Data extracted from a collection:

########

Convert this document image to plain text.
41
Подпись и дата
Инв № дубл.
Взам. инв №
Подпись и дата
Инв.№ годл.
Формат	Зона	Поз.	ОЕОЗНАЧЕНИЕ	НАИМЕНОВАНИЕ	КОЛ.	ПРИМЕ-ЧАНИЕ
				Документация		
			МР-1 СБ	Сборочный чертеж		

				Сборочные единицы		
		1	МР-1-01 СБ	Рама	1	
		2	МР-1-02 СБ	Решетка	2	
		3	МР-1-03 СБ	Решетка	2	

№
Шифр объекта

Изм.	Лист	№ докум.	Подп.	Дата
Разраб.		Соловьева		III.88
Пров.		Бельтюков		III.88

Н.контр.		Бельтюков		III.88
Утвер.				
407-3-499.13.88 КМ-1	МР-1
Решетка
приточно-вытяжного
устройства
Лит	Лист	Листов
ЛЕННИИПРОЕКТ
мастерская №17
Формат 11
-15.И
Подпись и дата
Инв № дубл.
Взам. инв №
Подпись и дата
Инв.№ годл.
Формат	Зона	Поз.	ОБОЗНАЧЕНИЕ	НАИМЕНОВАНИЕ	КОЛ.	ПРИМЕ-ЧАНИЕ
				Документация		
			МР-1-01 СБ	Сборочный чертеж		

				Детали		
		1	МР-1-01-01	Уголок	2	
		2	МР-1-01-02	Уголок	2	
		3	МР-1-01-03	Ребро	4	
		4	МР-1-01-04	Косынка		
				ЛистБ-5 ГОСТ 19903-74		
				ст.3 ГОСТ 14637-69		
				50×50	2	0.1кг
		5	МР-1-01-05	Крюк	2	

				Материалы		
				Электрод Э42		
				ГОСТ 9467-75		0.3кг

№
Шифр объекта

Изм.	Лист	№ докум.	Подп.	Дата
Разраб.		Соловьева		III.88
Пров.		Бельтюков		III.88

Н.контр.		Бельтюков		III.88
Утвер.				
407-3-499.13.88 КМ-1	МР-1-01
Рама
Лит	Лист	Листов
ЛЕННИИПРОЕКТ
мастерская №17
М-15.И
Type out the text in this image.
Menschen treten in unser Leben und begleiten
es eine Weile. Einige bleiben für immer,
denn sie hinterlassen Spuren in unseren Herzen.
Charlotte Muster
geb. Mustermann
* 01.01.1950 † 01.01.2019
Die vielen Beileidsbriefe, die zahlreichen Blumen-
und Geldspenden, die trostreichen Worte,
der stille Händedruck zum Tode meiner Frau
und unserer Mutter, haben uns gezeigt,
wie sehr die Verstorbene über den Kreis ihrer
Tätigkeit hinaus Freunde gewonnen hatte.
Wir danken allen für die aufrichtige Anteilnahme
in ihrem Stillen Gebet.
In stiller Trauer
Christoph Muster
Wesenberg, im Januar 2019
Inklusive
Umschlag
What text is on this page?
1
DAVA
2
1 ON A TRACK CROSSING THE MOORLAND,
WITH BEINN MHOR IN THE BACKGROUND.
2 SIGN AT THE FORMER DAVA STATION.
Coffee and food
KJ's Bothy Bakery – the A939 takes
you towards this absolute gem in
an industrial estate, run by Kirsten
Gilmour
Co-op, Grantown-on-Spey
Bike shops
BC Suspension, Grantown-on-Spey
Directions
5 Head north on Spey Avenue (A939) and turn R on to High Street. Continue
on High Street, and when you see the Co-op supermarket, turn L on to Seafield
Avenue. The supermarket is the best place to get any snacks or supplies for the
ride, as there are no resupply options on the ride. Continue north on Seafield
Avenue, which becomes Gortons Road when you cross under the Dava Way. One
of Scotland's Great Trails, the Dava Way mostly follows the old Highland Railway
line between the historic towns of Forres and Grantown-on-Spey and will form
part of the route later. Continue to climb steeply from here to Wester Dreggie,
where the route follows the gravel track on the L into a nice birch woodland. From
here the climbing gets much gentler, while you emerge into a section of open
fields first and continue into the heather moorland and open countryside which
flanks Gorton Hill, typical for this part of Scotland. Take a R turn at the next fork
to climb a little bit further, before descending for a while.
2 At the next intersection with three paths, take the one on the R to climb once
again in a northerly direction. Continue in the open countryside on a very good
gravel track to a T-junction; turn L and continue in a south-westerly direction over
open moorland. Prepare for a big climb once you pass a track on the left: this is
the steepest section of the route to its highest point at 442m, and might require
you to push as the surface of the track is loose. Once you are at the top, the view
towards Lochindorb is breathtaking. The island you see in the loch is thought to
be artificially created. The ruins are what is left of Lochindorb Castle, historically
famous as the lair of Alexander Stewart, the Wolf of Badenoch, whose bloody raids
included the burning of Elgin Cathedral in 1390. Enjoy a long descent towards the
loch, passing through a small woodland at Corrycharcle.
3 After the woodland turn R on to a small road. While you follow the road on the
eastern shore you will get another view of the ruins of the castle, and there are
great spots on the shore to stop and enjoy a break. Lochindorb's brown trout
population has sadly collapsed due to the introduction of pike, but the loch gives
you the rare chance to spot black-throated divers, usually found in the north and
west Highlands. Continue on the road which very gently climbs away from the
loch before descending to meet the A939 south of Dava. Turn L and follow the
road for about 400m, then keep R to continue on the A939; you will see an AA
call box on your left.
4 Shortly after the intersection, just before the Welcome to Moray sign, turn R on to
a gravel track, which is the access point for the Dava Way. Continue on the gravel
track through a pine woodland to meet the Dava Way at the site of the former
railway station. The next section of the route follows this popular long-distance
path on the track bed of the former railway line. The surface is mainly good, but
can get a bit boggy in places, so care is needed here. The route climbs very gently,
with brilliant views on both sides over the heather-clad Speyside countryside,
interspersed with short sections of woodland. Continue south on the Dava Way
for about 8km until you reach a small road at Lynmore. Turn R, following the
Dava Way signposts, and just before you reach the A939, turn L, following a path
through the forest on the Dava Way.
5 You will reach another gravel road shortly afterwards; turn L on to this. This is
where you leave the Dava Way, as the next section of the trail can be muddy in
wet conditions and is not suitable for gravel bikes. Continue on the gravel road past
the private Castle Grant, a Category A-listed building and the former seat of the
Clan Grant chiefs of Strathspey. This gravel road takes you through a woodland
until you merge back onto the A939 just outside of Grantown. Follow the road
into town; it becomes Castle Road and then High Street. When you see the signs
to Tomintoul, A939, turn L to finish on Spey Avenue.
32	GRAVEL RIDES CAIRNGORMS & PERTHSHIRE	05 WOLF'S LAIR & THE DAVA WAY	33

########

## Problem to work on:
Pull out every line containing "intersection".

## Solution to the exercise:
2 At the next intersection with three paths, take the one on the R to climb once
4 Shortly after the intersection, just before the Welcome to Moray sign, turn R on to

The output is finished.